EXERCISE PROMPT: Pictures stay out; everything else in the records below is copied exactly.

[Dataset records]
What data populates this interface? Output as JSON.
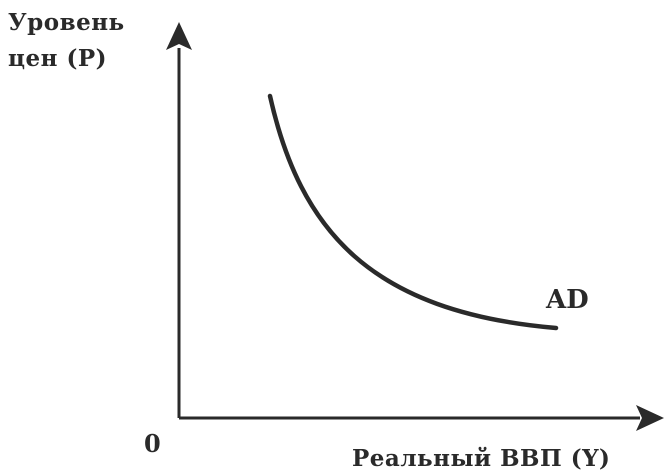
{
  "diagram": {
    "y_axis_label_line1": "Уровень",
    "y_axis_label_line2": "цен (P)",
    "x_axis_label": "Реальный ВВП (Y)",
    "origin_label": "0",
    "curve_label": "AD",
    "ink_color": "#2a2a2a"
  }
}
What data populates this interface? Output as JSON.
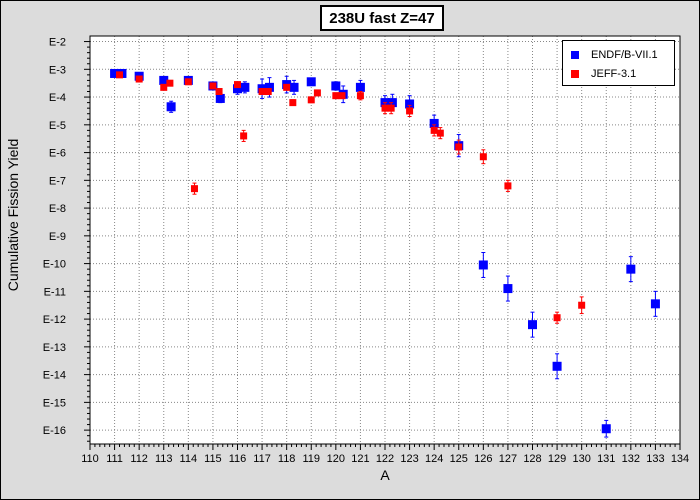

TASK RESPONSE:
What data populates this interface? Output as JSON.
{
  "diagram": {
    "y_axis_label_line1": "Уровень",
    "y_axis_label_line2": "цен (P)",
    "x_axis_label": "Реальный ВВП (Y)",
    "origin_label": "0",
    "curve_label": "AD",
    "ink_color": "#2a2a2a"
  }
}
What data populates this interface? Output as JSON.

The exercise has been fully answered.